▶ _Problems to solve_:
a) Print the part of the essay starting with "I was 20 years" and going on through "matter of weeks.".
b) From the essay, list everything the writer says they unhealthily obsessed over while writing.
--- Document section Enclosed Below ---
Everything fell apart in my second year of university.

    I was 20 years old, learning how to take care of my body and coming to terms with a traumatic teenage relationship. It was just as I was starting to figure myself out that shit started to hit the proverbial fan. My boyfriend of almost a year decided to completely ignore me instead of actually breaking up with me; I began to develop an intense anxiety over school; and because the universe works in awful, awful ways, my mom was diagnosed with breast cancer. All of this hurtled towards me in a matter of weeks.

    In a fight-or-flight situation, I am, hands down, a flight person. Needless to say, I handled all of this news terribly. I became emotionally and physically distant, and completely withdrew into myself. Almost every day, I would curl up petrified in the morning, jumping out of bed at the last possible second to catch the train to school. Sometimes, I wouldn’t get up at all. Instead, I would make some sort of bullshit excuse to miss rehearsals and avoid my intimidating professors. I had no reason to avoid them because everyone at school was very positive, but I was terrified of being found out that I was a liar. I would hide, shedding out in a practice room, avoiding my teachers, staying out as late as I possibly could, barely catching the last train uptown. Then I would get home, often drunk from a night out with my parents’ money, filled to the brim with exhaustion and guilt. I hated that I couldn’t be a better daughter and a stronger woman. My mother explicitly told me that she wanted me to focus on school, so she never asked me to be with her during her treatment – I’m still ashamed to say that I knew little about what she went through that year. Because of this, I hated that I didn’t have the courage to take the year off and be there for my mom, and that I couldn’t hold her, look her in the eyes and say, “It’s okay. I love you and I’m going to take care of you. School can wait.” Every day I would go to bed bearing this shame, and I would wake up the next day in the same petrified way and go about the rest of the day as if everything was okay.

    It wasn’t just that I felt useless. It was that I had always seen myself as a righteous person, but when things went awry, I wasn’t able to step up. Instead, I became the one who needed help. It was that my parents had provided for me, and that I couldn’t do the same. It was that I was supposed to be one of the lucky ones—my mom could afford her healthcare and I could continue my studies regularly—but that none of this was enough for me to be strong for her. The world was my oyster, and all I could do was sit there and cry and complain. I felt like an ingrate, and I continued to withdraw into myself, and away from my problems.

    I found myself living a double life, something that I had done during my tumultuous teenage affair. It turned into the same familiar trauma of helplessness, shame, and unworthiness. I stayed out late drinking, partying, waking up in strange beds.The only way I knew to stay sane that year was by writing. Sure, I unhealthily obsessed over every space, every metaphor, every alternate spelling, and every comma. But while I ran away from my problems, writing was the only way I could deal with my life head on. At least this way, I could try to make sense of things without having a complete meltdown.
--- End of Enclosed Document section ---
--- Excerpted data Enclosed Below ---
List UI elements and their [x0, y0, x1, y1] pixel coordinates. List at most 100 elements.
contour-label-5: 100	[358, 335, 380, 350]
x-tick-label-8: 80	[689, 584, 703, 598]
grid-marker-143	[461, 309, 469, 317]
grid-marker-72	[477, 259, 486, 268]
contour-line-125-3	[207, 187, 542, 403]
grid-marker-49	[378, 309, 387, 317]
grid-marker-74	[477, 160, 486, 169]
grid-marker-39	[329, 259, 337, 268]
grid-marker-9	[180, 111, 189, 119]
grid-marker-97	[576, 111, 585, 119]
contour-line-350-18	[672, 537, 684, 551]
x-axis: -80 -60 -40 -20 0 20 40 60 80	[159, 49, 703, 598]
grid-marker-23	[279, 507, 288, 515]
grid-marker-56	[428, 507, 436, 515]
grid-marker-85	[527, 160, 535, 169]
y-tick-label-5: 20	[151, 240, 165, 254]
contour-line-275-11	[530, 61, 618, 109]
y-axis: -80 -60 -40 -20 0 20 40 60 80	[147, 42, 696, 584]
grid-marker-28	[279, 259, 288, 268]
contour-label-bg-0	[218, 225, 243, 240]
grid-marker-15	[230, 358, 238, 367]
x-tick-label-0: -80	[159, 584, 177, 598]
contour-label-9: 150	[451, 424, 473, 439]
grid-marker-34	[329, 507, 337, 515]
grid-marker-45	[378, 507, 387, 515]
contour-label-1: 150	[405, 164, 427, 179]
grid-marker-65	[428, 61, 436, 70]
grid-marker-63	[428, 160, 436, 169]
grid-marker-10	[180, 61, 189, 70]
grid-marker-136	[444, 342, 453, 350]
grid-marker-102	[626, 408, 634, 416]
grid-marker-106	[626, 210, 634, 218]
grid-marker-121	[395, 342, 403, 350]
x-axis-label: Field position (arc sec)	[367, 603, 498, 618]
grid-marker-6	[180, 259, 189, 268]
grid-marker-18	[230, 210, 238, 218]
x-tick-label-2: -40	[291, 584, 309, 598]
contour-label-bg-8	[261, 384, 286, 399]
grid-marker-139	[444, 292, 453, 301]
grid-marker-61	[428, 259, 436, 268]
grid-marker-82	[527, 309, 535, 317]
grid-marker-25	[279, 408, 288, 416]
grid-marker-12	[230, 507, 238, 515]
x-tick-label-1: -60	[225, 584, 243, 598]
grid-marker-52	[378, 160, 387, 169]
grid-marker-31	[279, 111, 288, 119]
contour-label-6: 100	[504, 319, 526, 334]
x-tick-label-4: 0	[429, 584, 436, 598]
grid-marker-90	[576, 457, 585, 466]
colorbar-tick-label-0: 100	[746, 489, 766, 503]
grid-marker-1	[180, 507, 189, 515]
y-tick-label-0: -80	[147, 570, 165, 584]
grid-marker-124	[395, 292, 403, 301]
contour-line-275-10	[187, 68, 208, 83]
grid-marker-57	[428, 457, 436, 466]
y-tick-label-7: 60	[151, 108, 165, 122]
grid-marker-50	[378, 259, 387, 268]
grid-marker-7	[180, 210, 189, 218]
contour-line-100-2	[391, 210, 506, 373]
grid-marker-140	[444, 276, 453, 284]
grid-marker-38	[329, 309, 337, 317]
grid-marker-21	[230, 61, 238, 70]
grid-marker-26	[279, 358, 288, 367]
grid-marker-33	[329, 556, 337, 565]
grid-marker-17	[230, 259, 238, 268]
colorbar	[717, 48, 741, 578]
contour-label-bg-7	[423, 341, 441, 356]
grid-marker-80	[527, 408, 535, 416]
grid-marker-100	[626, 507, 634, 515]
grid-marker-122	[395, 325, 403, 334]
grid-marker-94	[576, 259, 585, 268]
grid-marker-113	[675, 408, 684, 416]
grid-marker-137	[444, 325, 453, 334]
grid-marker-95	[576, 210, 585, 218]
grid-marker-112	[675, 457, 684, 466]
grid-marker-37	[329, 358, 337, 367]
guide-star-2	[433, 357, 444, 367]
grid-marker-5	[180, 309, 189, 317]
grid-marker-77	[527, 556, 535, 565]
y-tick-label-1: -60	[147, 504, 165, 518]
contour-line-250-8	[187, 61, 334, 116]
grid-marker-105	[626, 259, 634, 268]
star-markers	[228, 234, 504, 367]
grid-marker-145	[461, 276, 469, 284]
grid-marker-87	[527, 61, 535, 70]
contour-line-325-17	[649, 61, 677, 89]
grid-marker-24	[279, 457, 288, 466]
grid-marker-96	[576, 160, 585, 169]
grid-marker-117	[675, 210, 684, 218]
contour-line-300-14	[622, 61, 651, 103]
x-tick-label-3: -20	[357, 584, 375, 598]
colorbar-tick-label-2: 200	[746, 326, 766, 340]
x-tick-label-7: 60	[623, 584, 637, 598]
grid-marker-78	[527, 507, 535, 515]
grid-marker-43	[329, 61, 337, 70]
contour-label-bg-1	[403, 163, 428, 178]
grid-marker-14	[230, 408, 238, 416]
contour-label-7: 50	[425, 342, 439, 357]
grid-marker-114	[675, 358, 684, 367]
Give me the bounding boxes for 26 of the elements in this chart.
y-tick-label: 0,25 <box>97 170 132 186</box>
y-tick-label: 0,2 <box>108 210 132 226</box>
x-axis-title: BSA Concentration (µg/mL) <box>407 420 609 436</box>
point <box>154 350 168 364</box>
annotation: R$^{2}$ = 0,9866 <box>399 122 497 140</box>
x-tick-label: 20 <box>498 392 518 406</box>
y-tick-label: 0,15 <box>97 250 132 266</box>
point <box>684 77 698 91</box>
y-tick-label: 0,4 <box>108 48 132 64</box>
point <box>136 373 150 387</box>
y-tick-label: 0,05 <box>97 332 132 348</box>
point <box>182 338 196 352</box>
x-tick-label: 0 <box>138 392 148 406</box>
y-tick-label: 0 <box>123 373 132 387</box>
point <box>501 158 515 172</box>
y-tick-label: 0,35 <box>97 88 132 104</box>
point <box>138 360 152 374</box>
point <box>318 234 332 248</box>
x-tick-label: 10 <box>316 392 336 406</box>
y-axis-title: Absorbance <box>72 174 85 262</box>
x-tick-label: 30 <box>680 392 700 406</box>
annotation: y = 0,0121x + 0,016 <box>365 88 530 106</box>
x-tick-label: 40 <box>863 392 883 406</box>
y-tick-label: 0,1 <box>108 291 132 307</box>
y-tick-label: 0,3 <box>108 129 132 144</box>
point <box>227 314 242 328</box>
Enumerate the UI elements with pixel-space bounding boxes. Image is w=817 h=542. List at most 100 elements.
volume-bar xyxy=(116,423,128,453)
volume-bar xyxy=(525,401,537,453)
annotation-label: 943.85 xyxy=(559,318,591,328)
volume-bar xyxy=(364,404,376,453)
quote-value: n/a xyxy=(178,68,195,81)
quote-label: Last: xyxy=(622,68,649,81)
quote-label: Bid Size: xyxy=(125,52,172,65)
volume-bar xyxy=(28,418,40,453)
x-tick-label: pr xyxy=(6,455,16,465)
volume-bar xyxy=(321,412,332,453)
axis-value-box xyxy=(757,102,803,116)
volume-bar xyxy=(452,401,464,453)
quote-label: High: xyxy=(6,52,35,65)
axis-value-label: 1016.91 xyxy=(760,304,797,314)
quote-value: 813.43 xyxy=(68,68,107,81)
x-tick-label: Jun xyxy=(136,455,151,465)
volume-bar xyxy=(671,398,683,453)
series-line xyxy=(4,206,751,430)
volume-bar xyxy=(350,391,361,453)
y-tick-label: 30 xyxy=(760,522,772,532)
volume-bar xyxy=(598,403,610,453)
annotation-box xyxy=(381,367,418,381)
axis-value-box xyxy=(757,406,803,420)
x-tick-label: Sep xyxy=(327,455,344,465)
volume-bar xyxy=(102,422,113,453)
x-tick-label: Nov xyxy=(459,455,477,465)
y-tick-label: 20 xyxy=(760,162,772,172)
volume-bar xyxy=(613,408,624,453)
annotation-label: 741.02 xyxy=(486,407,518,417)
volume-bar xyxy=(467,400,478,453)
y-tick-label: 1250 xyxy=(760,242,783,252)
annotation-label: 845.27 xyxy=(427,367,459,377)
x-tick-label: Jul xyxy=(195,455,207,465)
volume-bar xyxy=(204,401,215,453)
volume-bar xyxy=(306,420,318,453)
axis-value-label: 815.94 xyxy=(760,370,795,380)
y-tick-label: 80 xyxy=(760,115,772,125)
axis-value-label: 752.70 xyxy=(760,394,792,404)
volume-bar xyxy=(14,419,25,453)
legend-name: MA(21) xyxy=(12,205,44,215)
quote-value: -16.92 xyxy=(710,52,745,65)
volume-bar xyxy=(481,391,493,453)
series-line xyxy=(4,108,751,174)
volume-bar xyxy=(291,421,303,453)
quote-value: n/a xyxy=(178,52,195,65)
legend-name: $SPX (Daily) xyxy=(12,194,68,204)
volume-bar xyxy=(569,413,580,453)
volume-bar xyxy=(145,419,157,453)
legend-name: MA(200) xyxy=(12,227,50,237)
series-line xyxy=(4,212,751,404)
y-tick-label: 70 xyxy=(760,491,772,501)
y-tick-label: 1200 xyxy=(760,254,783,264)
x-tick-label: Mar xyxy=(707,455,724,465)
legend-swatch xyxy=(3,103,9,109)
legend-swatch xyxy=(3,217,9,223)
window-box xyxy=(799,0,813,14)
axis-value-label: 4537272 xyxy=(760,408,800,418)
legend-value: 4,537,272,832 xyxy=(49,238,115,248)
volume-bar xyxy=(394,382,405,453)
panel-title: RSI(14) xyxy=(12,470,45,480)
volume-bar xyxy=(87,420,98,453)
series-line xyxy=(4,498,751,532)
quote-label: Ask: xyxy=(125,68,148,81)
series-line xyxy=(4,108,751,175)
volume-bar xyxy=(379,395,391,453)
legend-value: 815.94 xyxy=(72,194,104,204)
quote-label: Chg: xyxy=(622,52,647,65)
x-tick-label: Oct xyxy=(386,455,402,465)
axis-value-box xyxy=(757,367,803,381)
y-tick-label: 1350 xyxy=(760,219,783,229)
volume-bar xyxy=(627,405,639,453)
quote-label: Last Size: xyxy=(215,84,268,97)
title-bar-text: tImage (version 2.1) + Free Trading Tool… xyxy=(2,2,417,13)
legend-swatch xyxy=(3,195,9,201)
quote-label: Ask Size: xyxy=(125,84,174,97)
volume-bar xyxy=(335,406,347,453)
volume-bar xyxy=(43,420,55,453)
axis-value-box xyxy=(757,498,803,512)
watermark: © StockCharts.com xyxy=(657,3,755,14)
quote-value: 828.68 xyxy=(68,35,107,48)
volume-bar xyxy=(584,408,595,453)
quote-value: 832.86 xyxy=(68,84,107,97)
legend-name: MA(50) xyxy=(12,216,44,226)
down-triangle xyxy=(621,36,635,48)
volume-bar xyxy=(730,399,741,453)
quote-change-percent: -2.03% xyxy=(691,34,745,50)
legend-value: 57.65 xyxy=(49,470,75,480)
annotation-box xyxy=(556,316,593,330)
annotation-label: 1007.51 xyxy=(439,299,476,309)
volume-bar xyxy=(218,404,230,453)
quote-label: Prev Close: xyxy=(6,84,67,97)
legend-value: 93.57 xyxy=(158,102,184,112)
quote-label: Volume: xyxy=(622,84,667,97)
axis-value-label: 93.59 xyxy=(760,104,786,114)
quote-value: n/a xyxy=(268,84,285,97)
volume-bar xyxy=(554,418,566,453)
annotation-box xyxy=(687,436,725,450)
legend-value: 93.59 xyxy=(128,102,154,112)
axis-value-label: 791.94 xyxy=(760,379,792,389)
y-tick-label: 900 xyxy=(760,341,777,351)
--- End of Enclosed Excerpted data ---
▶ _Results for the exercise_:
a)
I was 20 years old, learning how to take care of my body and coming to terms with a traumatic teenage relationship. It was just as I was starting to figure myself out that shit started to hit the proverbial fan. My boyfriend of almost a year decided to completely ignore me instead of actually breaking up with me; I began to develop an intense anxiety over school; and because the universe works in awful, awful ways, my mom was diagnosed with breast cancer. All of this hurtled towards me in a matter of weeks.

b)
- every space
- every metaphor
- every alternate spelling
- every comma